Task details:
Hunt for the word "Norfolk" across the entries below, copying each line that holds it.
— Start Records for the exercise —
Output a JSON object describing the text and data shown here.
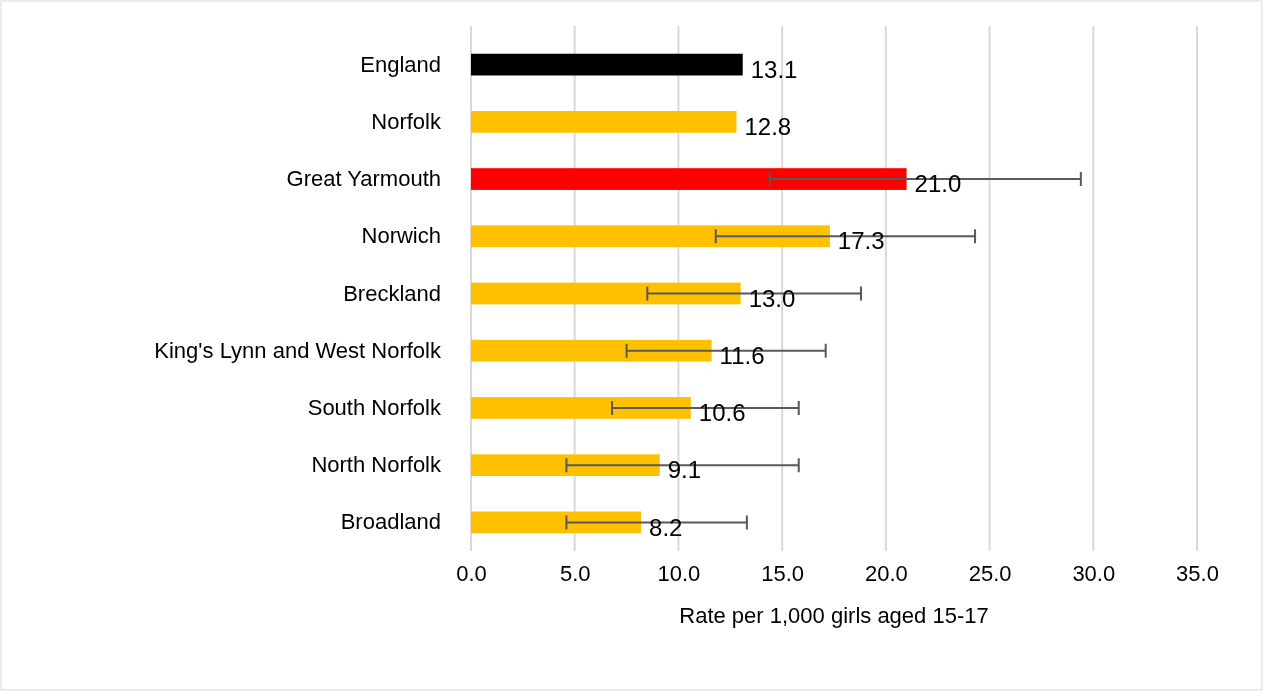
{
  "chart_data": {
    "type": "bar",
    "orientation": "horizontal",
    "xlabel": "Rate per 1,000 girls aged 15-17",
    "categories": [
      "England",
      "Norfolk",
      "Great Yarmouth",
      "Norwich",
      "Breckland",
      "King's Lynn and West Norfolk",
      "South Norfolk",
      "North Norfolk",
      "Broadland"
    ],
    "values": [
      13.1,
      12.8,
      21.0,
      17.3,
      13.0,
      11.6,
      10.6,
      9.1,
      8.2
    ],
    "value_labels": [
      "13.1",
      "12.8",
      "21.0",
      "17.3",
      "13.0",
      "11.6",
      "10.6",
      "9.1",
      "8.2"
    ],
    "colors": [
      "#000000",
      "#ffc000",
      "#ff0000",
      "#ffc000",
      "#ffc000",
      "#ffc000",
      "#ffc000",
      "#ffc000",
      "#ffc000"
    ],
    "errors": [
      null,
      null,
      [
        14.4,
        29.4
      ],
      [
        11.8,
        24.3
      ],
      [
        8.5,
        18.8
      ],
      [
        7.5,
        17.1
      ],
      [
        6.8,
        15.8
      ],
      [
        4.6,
        15.8
      ],
      [
        4.6,
        13.3
      ]
    ],
    "xlim": [
      0,
      35
    ],
    "xticks": [
      {
        "value": 0,
        "label": "0.0"
      },
      {
        "value": 5,
        "label": "5.0"
      },
      {
        "value": 10,
        "label": "10.0"
      },
      {
        "value": 15,
        "label": "15.0"
      },
      {
        "value": 20,
        "label": "20.0"
      },
      {
        "value": 25,
        "label": "25.0"
      },
      {
        "value": 30,
        "label": "30.0"
      },
      {
        "value": 35,
        "label": "35.0"
      }
    ],
    "grid": "x"
  }
}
— End Records for the exercise —
Response to the task:
      "Norfolk",
      "King's Lynn and West Norfolk",
      "South Norfolk",
      "North Norfolk",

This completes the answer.